→ **Problem to solve**
Output the material word for word. Leave each picture out.

→ **Record excerpts**
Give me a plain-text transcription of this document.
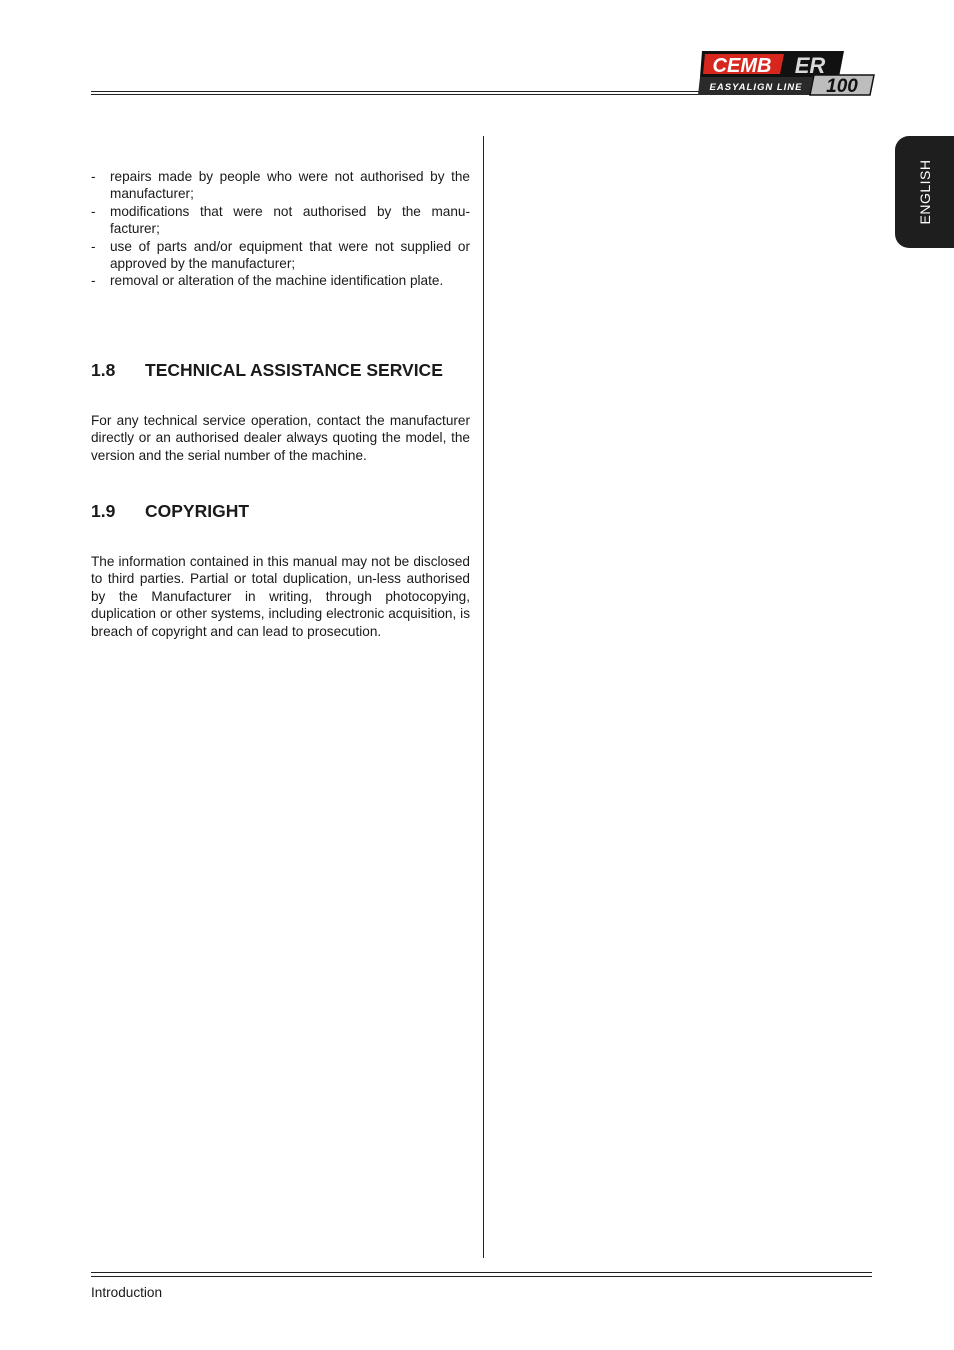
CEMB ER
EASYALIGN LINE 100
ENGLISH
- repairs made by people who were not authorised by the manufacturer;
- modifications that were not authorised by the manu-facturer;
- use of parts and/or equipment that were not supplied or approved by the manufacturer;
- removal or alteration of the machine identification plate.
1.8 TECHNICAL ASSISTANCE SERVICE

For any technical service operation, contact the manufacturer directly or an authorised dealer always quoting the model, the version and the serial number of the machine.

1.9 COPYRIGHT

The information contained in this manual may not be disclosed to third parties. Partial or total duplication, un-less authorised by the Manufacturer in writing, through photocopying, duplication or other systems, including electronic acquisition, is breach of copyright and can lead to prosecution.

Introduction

→ **Answer to the problem**
Give me a plain-text transcription of this document.
CEMB ER
EASYALIGN LINE 100
ENGLISH
- repairs made by people who were not authorised by the manufacturer;
- modifications that were not authorised by the manu-facturer;
- use of parts and/or equipment that were not supplied or approved by the manufacturer;
- removal or alteration of the machine identification plate.
1.8 TECHNICAL ASSISTANCE SERVICE

For any technical service operation, contact the manufacturer directly or an authorised dealer always quoting the model, the version and the serial number of the machine.

1.9 COPYRIGHT

The information contained in this manual may not be disclosed to third parties. Partial or total duplication, un-less authorised by the Manufacturer in writing, through photocopying, duplication or other systems, including electronic acquisition, is breach of copyright and can lead to prosecution.

Introduction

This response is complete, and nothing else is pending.